BEGIN

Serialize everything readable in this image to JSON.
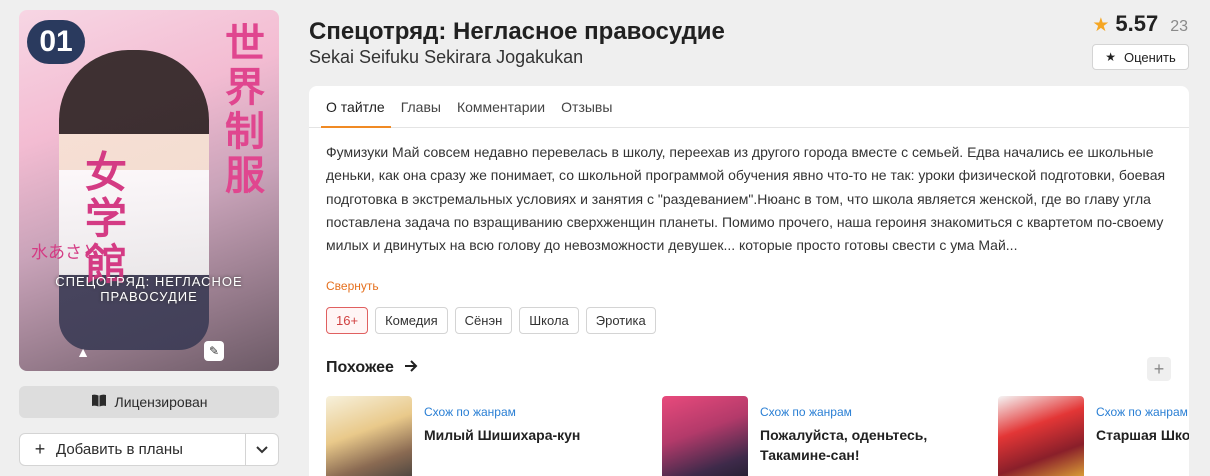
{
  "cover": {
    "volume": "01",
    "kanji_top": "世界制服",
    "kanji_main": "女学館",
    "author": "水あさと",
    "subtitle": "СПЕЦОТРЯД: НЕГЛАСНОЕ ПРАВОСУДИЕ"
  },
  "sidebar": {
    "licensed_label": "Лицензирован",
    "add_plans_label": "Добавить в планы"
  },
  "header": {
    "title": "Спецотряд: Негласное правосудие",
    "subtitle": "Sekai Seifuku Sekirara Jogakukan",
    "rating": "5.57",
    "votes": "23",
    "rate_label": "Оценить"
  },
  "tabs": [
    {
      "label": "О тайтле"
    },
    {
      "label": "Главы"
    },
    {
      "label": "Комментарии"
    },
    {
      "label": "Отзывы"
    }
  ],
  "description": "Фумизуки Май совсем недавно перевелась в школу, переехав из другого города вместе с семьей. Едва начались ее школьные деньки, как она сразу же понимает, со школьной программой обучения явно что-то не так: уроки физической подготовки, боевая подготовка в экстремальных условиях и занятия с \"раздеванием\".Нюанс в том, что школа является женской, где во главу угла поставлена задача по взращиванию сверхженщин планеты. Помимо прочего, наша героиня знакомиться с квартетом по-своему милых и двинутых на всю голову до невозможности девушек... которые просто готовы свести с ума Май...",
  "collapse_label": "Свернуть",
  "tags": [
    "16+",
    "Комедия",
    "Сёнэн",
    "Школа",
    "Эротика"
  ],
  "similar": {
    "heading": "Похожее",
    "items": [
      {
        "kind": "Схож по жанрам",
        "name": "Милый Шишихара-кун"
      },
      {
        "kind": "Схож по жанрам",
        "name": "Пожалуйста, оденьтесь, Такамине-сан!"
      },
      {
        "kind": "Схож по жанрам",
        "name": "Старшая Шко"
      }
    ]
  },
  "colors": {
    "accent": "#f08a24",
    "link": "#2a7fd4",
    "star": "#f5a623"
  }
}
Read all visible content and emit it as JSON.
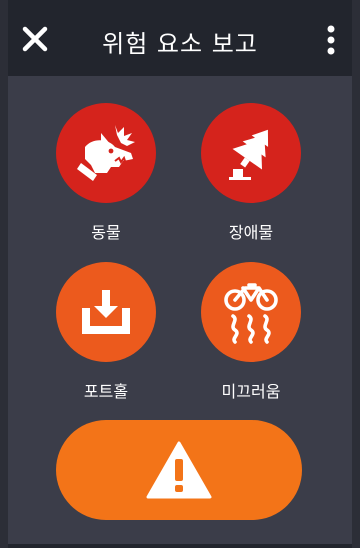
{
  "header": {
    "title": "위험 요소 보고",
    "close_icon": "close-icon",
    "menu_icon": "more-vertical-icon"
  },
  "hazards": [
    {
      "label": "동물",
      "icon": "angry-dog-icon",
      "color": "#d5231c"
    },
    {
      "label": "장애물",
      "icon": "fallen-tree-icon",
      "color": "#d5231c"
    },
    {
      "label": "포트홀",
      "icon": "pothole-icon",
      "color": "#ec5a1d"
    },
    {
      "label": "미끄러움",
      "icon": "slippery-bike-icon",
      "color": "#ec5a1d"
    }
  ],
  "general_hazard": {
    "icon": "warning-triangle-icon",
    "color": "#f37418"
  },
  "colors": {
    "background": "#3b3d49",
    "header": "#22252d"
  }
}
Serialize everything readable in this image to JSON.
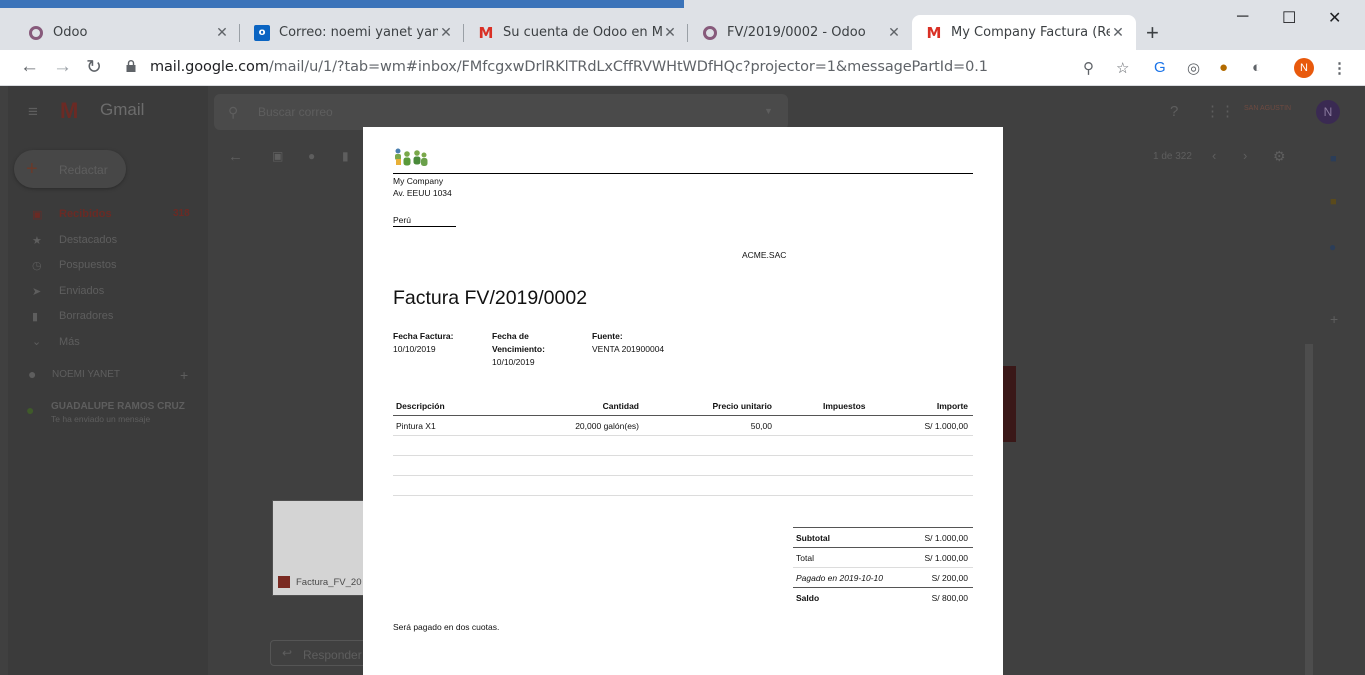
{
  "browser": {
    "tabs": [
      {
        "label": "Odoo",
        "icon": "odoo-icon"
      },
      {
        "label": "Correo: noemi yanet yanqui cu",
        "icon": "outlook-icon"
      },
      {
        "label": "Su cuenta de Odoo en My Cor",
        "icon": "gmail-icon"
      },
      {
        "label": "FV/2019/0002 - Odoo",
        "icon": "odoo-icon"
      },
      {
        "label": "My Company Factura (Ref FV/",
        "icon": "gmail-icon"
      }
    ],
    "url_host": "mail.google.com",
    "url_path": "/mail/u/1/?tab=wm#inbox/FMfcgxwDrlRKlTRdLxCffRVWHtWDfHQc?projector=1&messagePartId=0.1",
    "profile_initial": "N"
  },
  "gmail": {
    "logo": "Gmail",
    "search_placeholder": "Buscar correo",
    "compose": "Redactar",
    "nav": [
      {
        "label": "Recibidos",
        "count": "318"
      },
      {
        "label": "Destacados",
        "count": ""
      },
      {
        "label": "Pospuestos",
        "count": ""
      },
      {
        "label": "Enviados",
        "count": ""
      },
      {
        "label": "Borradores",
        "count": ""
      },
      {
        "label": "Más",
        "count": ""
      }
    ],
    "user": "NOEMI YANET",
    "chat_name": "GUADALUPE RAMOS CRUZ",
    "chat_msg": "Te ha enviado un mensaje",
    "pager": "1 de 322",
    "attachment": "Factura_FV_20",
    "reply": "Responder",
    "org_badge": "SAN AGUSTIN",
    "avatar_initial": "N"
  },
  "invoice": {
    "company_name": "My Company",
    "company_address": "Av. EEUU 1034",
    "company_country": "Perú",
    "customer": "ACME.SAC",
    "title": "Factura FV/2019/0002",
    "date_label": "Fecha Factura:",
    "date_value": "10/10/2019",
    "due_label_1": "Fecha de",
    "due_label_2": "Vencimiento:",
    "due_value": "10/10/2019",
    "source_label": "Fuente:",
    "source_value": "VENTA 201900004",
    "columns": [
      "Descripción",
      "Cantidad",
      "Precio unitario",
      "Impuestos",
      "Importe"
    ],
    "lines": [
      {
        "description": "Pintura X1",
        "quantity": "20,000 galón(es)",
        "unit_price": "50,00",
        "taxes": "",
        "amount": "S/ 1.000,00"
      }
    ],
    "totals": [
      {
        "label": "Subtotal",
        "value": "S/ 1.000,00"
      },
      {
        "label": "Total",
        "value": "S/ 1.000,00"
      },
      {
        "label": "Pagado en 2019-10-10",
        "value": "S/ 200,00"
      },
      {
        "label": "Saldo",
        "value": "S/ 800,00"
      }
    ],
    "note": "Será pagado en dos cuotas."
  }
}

END
BEGIN

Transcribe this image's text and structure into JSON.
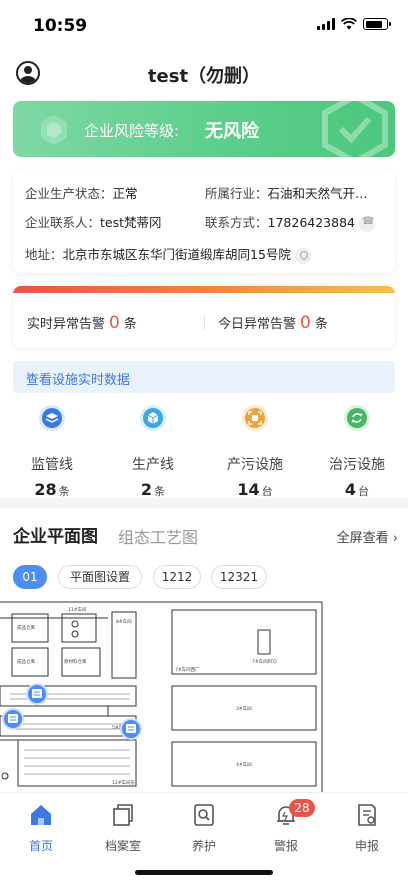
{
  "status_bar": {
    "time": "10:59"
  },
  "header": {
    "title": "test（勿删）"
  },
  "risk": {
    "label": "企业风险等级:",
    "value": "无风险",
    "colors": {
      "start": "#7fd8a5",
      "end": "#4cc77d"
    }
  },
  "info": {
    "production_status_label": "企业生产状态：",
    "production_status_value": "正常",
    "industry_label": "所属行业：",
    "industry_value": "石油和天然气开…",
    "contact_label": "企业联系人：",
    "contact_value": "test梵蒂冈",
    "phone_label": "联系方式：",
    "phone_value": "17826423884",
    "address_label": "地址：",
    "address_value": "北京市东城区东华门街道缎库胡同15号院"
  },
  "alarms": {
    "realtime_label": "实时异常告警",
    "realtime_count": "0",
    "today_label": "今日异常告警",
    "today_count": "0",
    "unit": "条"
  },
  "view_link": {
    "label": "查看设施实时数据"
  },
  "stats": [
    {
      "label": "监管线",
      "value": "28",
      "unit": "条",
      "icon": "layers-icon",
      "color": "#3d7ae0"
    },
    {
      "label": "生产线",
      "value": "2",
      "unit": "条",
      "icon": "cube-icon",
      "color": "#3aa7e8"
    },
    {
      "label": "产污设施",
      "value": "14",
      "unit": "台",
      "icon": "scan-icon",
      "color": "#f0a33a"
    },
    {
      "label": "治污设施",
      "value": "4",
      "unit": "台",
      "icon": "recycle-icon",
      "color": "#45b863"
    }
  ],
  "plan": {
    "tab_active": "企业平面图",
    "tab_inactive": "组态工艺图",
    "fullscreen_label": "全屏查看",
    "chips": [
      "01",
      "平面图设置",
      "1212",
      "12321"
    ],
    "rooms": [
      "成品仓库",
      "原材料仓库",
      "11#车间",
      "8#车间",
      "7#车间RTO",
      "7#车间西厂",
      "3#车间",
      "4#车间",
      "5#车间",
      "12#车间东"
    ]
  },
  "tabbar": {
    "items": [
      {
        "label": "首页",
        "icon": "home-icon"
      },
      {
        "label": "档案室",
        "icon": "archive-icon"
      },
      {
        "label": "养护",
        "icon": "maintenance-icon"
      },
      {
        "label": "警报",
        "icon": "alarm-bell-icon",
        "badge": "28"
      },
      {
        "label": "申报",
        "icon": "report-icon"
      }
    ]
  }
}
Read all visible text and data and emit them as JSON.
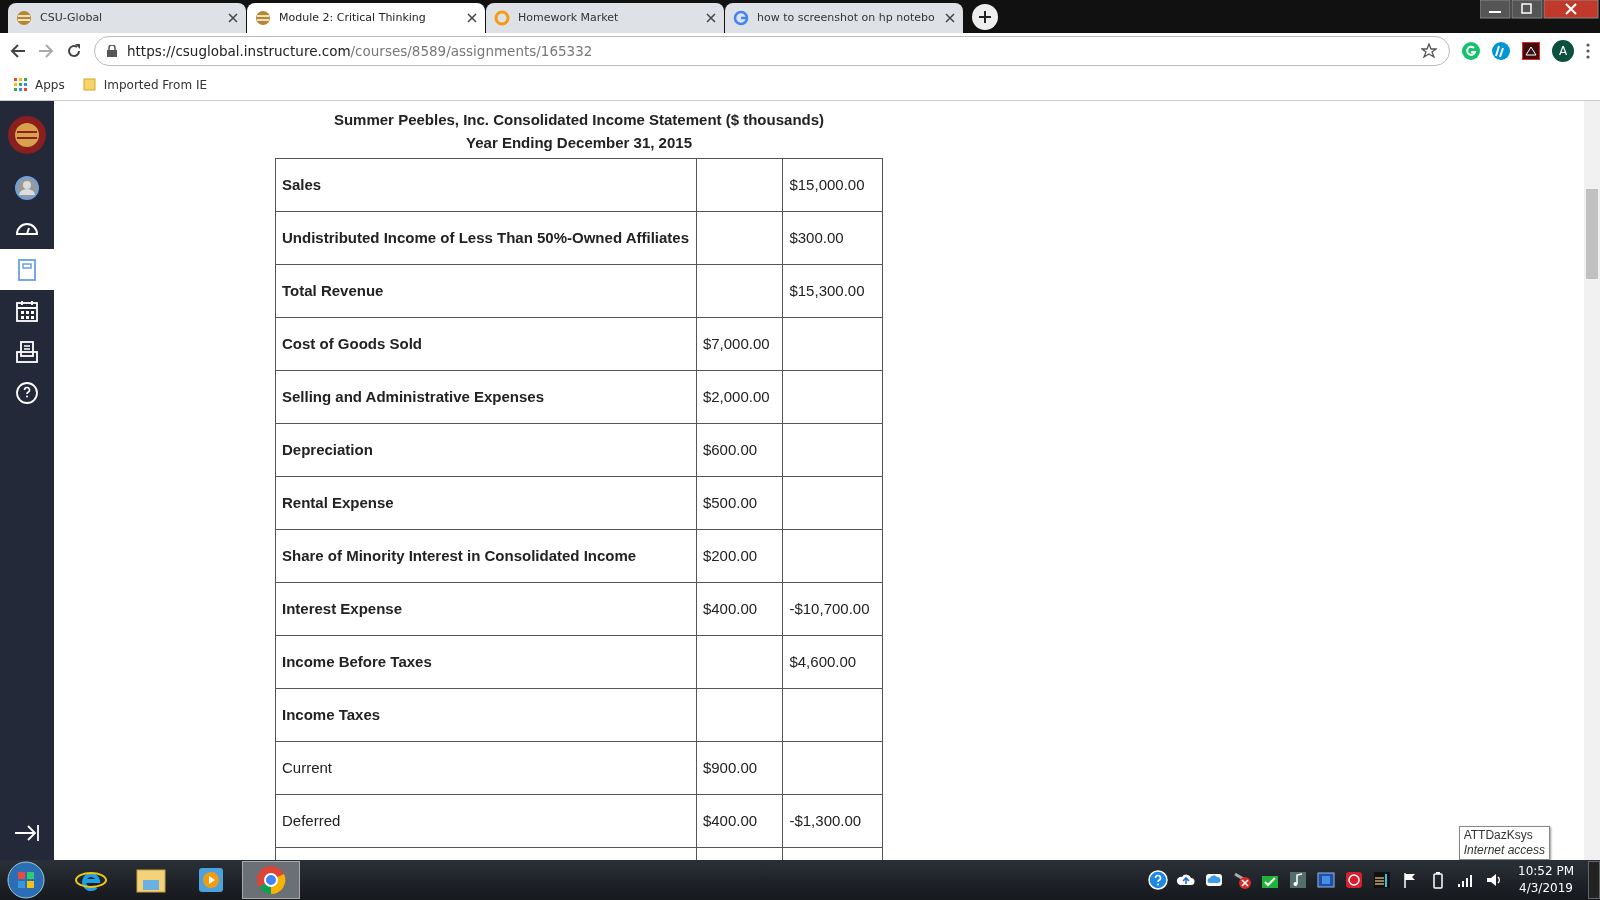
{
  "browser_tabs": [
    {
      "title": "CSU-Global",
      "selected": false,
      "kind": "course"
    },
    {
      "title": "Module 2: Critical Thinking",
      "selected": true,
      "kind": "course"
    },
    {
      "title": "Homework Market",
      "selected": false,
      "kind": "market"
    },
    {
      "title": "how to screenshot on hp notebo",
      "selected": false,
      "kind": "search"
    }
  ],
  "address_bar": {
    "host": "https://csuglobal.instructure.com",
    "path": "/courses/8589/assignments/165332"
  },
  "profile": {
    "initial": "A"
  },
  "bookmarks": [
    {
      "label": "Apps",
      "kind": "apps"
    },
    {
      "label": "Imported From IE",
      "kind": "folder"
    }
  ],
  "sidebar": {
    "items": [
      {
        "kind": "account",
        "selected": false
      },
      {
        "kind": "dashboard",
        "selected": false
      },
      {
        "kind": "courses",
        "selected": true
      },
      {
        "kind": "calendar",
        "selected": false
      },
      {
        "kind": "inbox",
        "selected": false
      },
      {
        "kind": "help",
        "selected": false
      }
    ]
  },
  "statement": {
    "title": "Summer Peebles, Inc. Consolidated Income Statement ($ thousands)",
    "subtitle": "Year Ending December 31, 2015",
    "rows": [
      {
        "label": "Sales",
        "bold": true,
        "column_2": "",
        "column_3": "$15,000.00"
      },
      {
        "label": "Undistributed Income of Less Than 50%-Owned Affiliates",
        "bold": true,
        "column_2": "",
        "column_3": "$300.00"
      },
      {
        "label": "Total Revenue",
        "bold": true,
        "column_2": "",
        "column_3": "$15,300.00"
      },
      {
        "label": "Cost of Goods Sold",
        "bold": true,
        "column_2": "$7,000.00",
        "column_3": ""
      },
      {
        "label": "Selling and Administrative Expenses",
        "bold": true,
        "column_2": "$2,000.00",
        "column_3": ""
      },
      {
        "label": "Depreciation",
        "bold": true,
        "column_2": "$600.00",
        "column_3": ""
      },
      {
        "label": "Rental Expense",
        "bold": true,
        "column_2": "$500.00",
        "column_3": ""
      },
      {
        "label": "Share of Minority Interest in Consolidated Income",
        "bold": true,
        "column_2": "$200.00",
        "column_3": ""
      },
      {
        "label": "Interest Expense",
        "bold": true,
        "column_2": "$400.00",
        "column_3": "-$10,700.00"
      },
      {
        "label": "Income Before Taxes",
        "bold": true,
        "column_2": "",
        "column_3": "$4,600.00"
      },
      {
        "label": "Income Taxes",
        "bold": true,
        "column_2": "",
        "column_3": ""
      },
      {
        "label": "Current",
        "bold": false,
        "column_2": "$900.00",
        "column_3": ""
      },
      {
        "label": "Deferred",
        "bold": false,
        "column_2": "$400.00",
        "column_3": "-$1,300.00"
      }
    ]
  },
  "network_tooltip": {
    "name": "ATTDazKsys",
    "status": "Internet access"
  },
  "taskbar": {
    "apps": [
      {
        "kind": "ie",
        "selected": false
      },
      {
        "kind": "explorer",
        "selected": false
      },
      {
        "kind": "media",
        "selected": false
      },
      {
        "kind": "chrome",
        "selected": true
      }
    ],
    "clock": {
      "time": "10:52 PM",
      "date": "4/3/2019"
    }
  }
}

END

▶ _Stated goal_:
Select the lines that carry the string "visible" and copy them.

▶ _The answer_:
Read all visible content and emit it as JSON.
Read all visible text and data and emit them as JSON.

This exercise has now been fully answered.